• STATED GOAL:
Go through the entries below and print each one exactly, leaving out pictures.

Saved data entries

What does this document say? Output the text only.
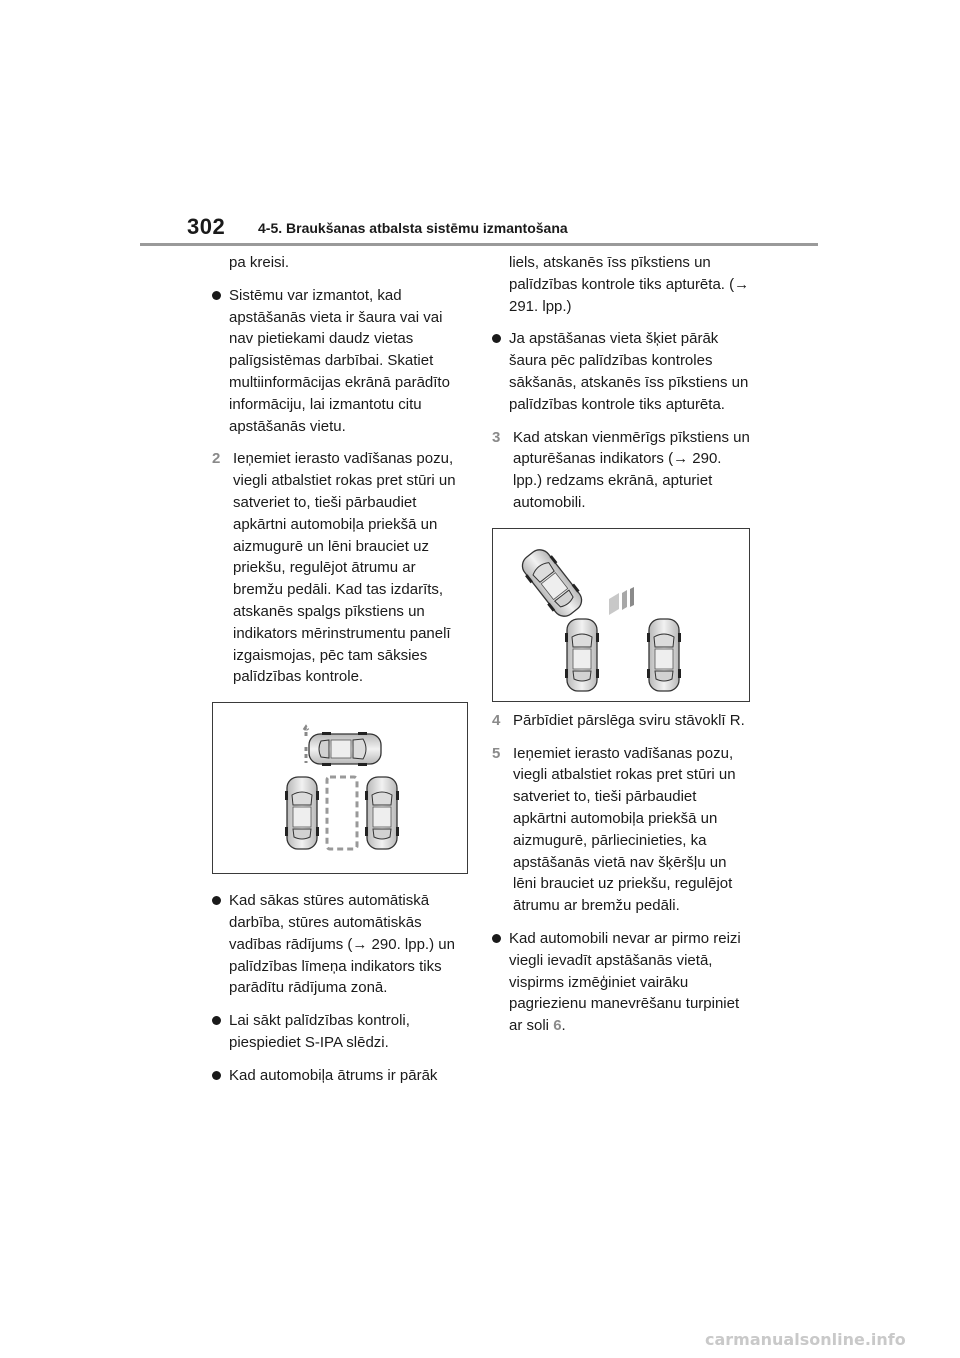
302 4-5. Braukšanas atbalsta sistēmu izmantošana

pa kreisi.

Sistēmu var izmantot, kad apstāšanās vieta ir šaura vai vai nav pietiekami daudz vietas palīgsistēmas darbībai. Skatiet multiinformācijas ekrānā parādīto informāciju, lai izmantotu citu apstāšanās vietu.

2 Ieņemiet ierasto vadīšanas pozu, viegli atbalstiet rokas pret stūri un satveriet to, tieši pārbaudiet apkārtni automobiļa priekšā un aizmugurē un lēni brauciet uz priekšu, regulējot ātrumu ar bremžu pedāli. Kad tas izdarīts, atskanēs spalgs pīkstiens un indikators mērinstrumentu panelī izgaismojas, pēc tam sāksies palīdzības kontrole.

Kad sākas stūres automātiskā darbība, stūres automātiskās vadības rādījums (→ 290. lpp.) un palīdzības līmeņa indikators tiks parādītu rādījuma zonā.

Lai sākt palīdzības kontroli, piespiediet S-IPA slēdzi.

Kad automobiļa ātrums ir pārāk

liels, atskanēs īss pīkstiens un palīdzības kontrole tiks apturēta. (→ 291. lpp.)

Ja apstāšanas vieta šķiet pārāk šaura pēc palīdzības kontroles sākšanās, atskanēs īss pīkstiens un palīdzības kontrole tiks apturēta.

3 Kad atskan vienmērīgs pīkstiens un apturēšanas indikators (→ 290. lpp.) redzams ekrānā, apturiet automobili.

4 Pārbīdiet pārslēga sviru stāvoklī R.

5 Ieņemiet ierasto vadīšanas pozu, viegli atbalstiet rokas pret stūri un satveriet to, tieši pārbaudiet apkārtni automobiļa priekšā un aizmugurē, pārliecinieties, ka apstāšanās vietā nav šķēršļu un lēni brauciet uz priekšu, regulējot ātrumu ar bremžu pedāli.

Kad automobili nevar ar pirmo reizi viegli ievadīt apstāšanās vietā, vispirms izmēģiniet vairāku pagriezienu manevrēšanu turpiniet ar soli 6.

carmanualsonline.info
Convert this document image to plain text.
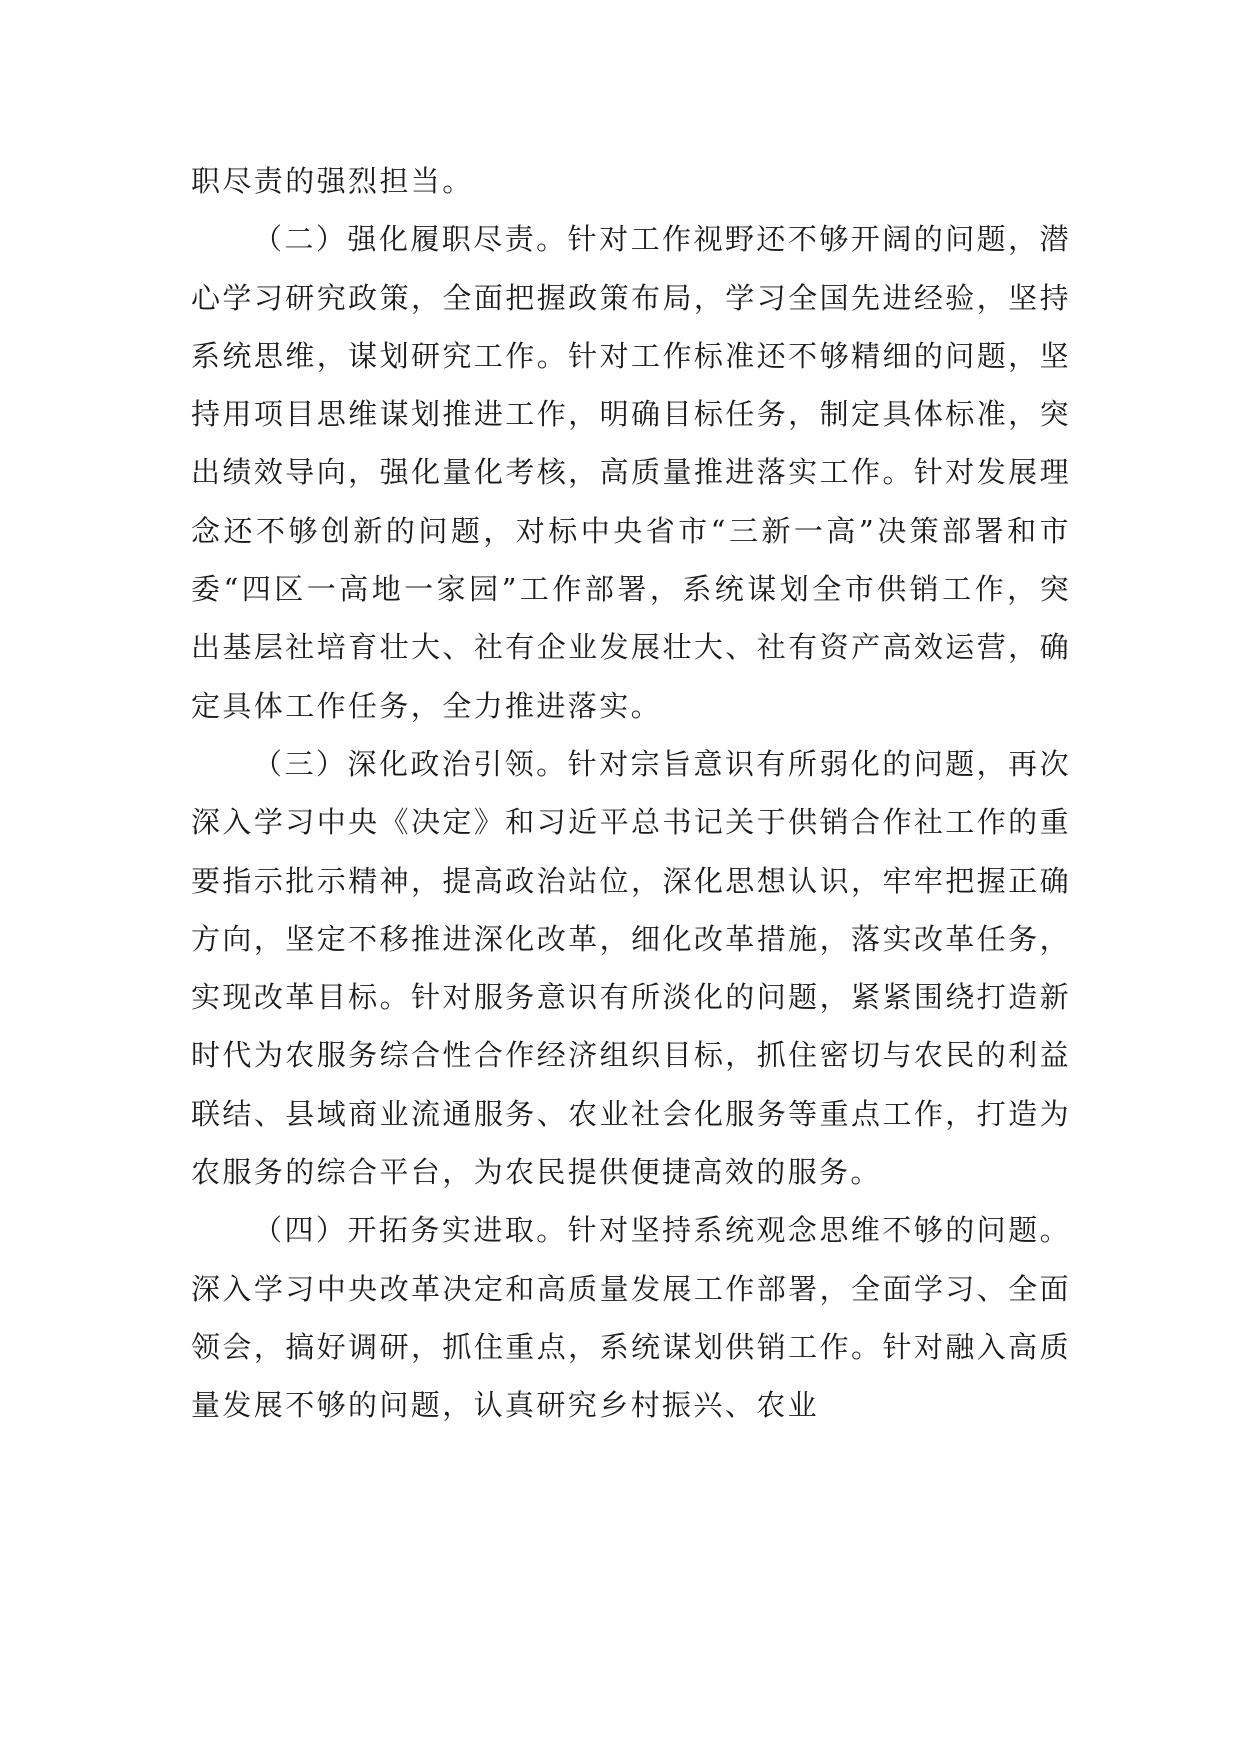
职尽责的强烈担当。

（二）强化履职尽责。针对工作视野还不够开阔的问题，潜心学习研究政策，全面把握政策布局，学习全国先进经验，坚持系统思维，谋划研究工作。针对工作标准还不够精细的问题，坚持用项目思维谋划推进工作，明确目标任务，制定具体标准，突出绩效导向，强化量化考核，高质量推进落实工作。针对发展理念还不够创新的问题，对标中央省市“三新一高”决策部署和市委“四区一高地一家园”工作部署，系统谋划全市供销工作，突出基层社培育壮大、社有企业发展壮大、社有资产高效运营，确定具体工作任务，全力推进落实。

（三）深化政治引领。针对宗旨意识有所弱化的问题，再次深入学习中央《决定》和习近平总书记关于供销合作社工作的重要指示批示精神，提高政治站位，深化思想认识，牢牢把握正确方向，坚定不移推进深化改革，细化改革措施，落实改革任务，实现改革目标。针对服务意识有所淡化的问题，紧紧围绕打造新时代为农服务综合性合作经济组织目标，抓住密切与农民的利益联结、县域商业流通服务、农业社会化服务等重点工作，打造为农服务的综合平台，为农民提供便捷高效的服务。

（四）开拓务实进取。针对坚持系统观念思维不够的问题。深入学习中央改革决定和高质量发展工作部署，全面学习、全面领会，搞好调研，抓住重点，系统谋划供销工作。针对融入高质量发展不够的问题，认真研究乡村振兴、农业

• ANSWER IN FULL:
What does this document say? Output the text only.
302 4-5. Braukšanas atbalsta sistēmu izmantošana

pa kreisi.

Sistēmu var izmantot, kad apstāšanās vieta ir šaura vai vai nav pietiekami daudz vietas palīgsistēmas darbībai. Skatiet multiinformācijas ekrānā parādīto informāciju, lai izmantotu citu apstāšanās vietu.

2 Ieņemiet ierasto vadīšanas pozu, viegli atbalstiet rokas pret stūri un satveriet to, tieši pārbaudiet apkārtni automobiļa priekšā un aizmugurē un lēni brauciet uz priekšu, regulējot ātrumu ar bremžu pedāli. Kad tas izdarīts, atskanēs spalgs pīkstiens un indikators mērinstrumentu panelī izgaismojas, pēc tam sāksies palīdzības kontrole.

Kad sākas stūres automātiskā darbība, stūres automātiskās vadības rādījums (→ 290. lpp.) un palīdzības līmeņa indikators tiks parādītu rādījuma zonā.

Lai sākt palīdzības kontroli, piespiediet S-IPA slēdzi.

Kad automobiļa ātrums ir pārāk

liels, atskanēs īss pīkstiens un palīdzības kontrole tiks apturēta. (→ 291. lpp.)

Ja apstāšanas vieta šķiet pārāk šaura pēc palīdzības kontroles sākšanās, atskanēs īss pīkstiens un palīdzības kontrole tiks apturēta.

3 Kad atskan vienmērīgs pīkstiens un apturēšanas indikators (→ 290. lpp.) redzams ekrānā, apturiet automobili.

4 Pārbīdiet pārslēga sviru stāvoklī R.

5 Ieņemiet ierasto vadīšanas pozu, viegli atbalstiet rokas pret stūri un satveriet to, tieši pārbaudiet apkārtni automobiļa priekšā un aizmugurē, pārliecinieties, ka apstāšanās vietā nav šķēršļu un lēni brauciet uz priekšu, regulējot ātrumu ar bremžu pedāli.

Kad automobili nevar ar pirmo reizi viegli ievadīt apstāšanās vietā, vispirms izmēģiniet vairāku pagriezienu manevrēšanu turpiniet ar soli 6.

carmanualsonline.info
Convert this document image to plain text.
职尽责的强烈担当。

（二）强化履职尽责。针对工作视野还不够开阔的问题，潜心学习研究政策，全面把握政策布局，学习全国先进经验，坚持系统思维，谋划研究工作。针对工作标准还不够精细的问题，坚持用项目思维谋划推进工作，明确目标任务，制定具体标准，突出绩效导向，强化量化考核，高质量推进落实工作。针对发展理念还不够创新的问题，对标中央省市“三新一高”决策部署和市委“四区一高地一家园”工作部署，系统谋划全市供销工作，突出基层社培育壮大、社有企业发展壮大、社有资产高效运营，确定具体工作任务，全力推进落实。

（三）深化政治引领。针对宗旨意识有所弱化的问题，再次深入学习中央《决定》和习近平总书记关于供销合作社工作的重要指示批示精神，提高政治站位，深化思想认识，牢牢把握正确方向，坚定不移推进深化改革，细化改革措施，落实改革任务，实现改革目标。针对服务意识有所淡化的问题，紧紧围绕打造新时代为农服务综合性合作经济组织目标，抓住密切与农民的利益联结、县域商业流通服务、农业社会化服务等重点工作，打造为农服务的综合平台，为农民提供便捷高效的服务。

（四）开拓务实进取。针对坚持系统观念思维不够的问题。深入学习中央改革决定和高质量发展工作部署，全面学习、全面领会，搞好调研，抓住重点，系统谋划供销工作。针对融入高质量发展不够的问题，认真研究乡村振兴、农业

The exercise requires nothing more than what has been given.